━━ DATA SECTION

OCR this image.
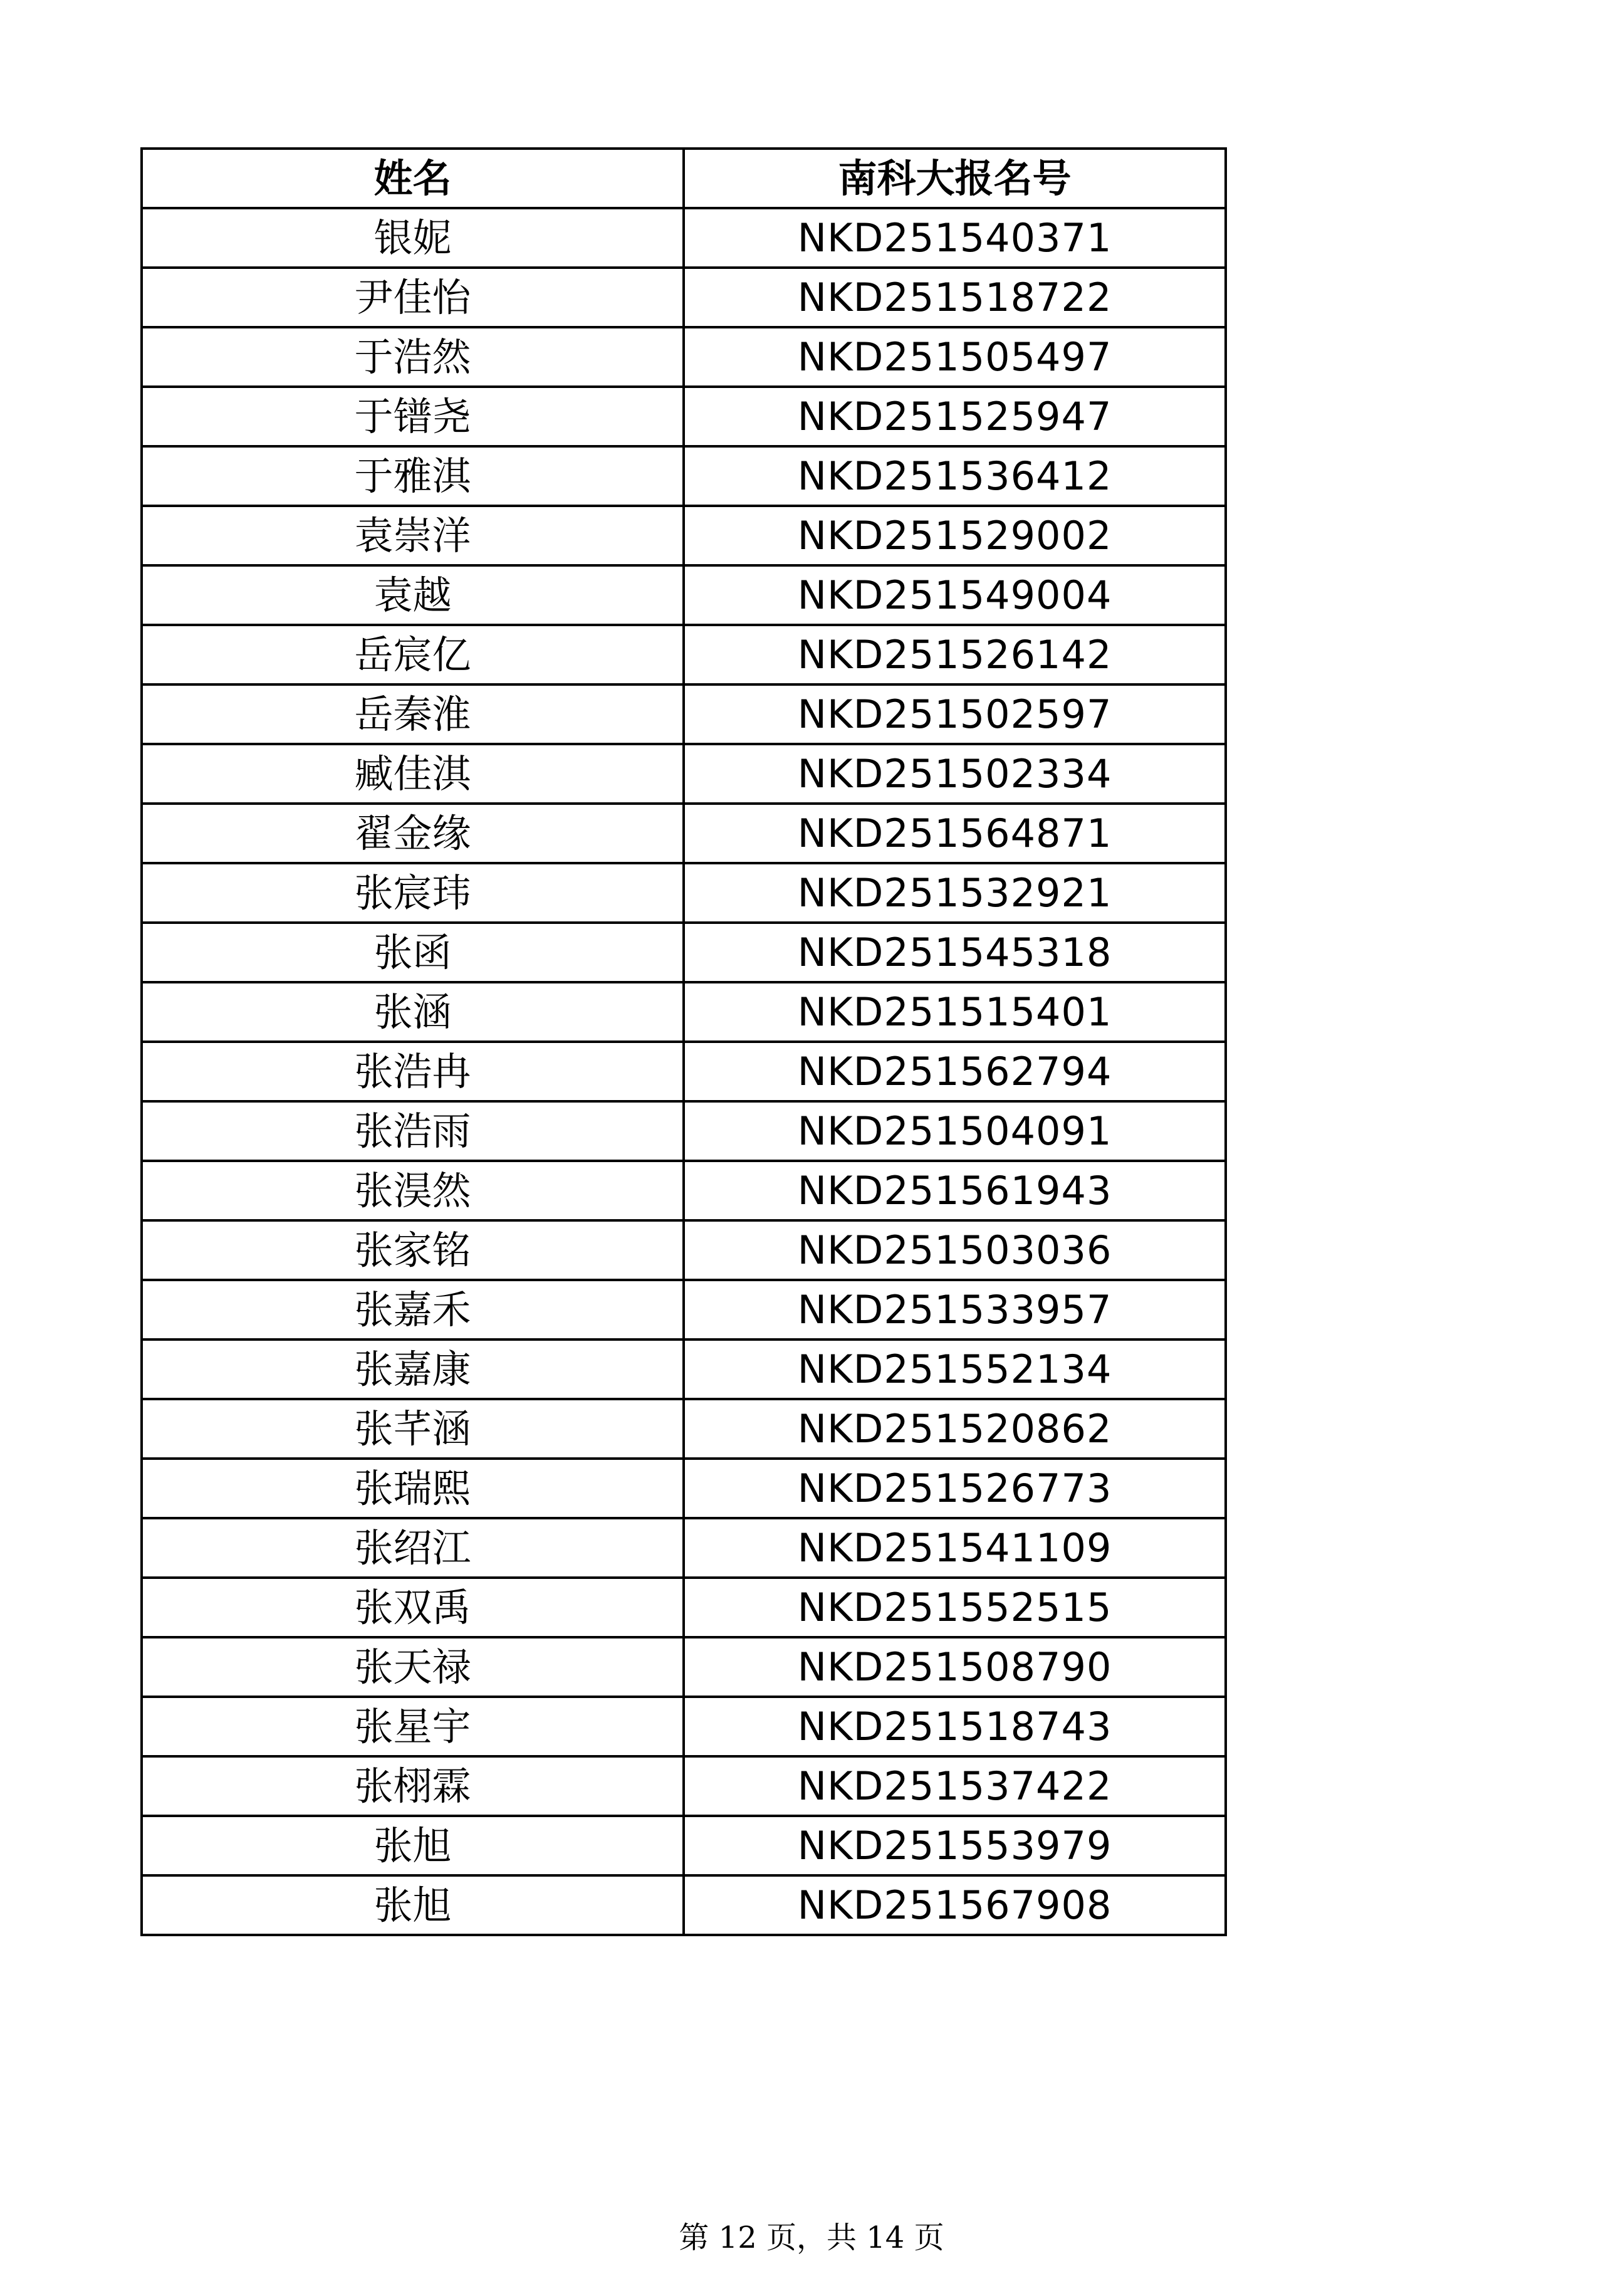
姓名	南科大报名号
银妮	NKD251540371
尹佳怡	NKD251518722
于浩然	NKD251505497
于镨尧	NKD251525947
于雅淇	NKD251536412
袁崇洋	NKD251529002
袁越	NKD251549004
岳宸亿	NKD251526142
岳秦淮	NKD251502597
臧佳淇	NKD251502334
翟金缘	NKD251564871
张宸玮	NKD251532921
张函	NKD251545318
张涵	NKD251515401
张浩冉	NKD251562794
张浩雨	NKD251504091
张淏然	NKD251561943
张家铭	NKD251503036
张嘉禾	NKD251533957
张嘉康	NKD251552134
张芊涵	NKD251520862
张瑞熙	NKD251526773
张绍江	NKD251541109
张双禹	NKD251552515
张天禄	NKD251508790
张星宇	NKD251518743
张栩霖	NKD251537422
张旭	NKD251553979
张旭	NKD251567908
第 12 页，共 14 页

━━━━

● WHAT YOU WILL DO
Your copy should match the entries exactly, minus the pictures.

● RESULT OF THE EXERCISE
OCR this image.
姓名	南科大报名号
银妮	NKD251540371
尹佳怡	NKD251518722
于浩然	NKD251505497
于镨尧	NKD251525947
于雅淇	NKD251536412
袁崇洋	NKD251529002
袁越	NKD251549004
岳宸亿	NKD251526142
岳秦淮	NKD251502597
臧佳淇	NKD251502334
翟金缘	NKD251564871
张宸玮	NKD251532921
张函	NKD251545318
张涵	NKD251515401
张浩冉	NKD251562794
张浩雨	NKD251504091
张淏然	NKD251561943
张家铭	NKD251503036
张嘉禾	NKD251533957
张嘉康	NKD251552134
张芊涵	NKD251520862
张瑞熙	NKD251526773
张绍江	NKD251541109
张双禹	NKD251552515
张天禄	NKD251508790
张星宇	NKD251518743
张栩霖	NKD251537422
张旭	NKD251553979
张旭	NKD251567908
第 12 页，共 14 页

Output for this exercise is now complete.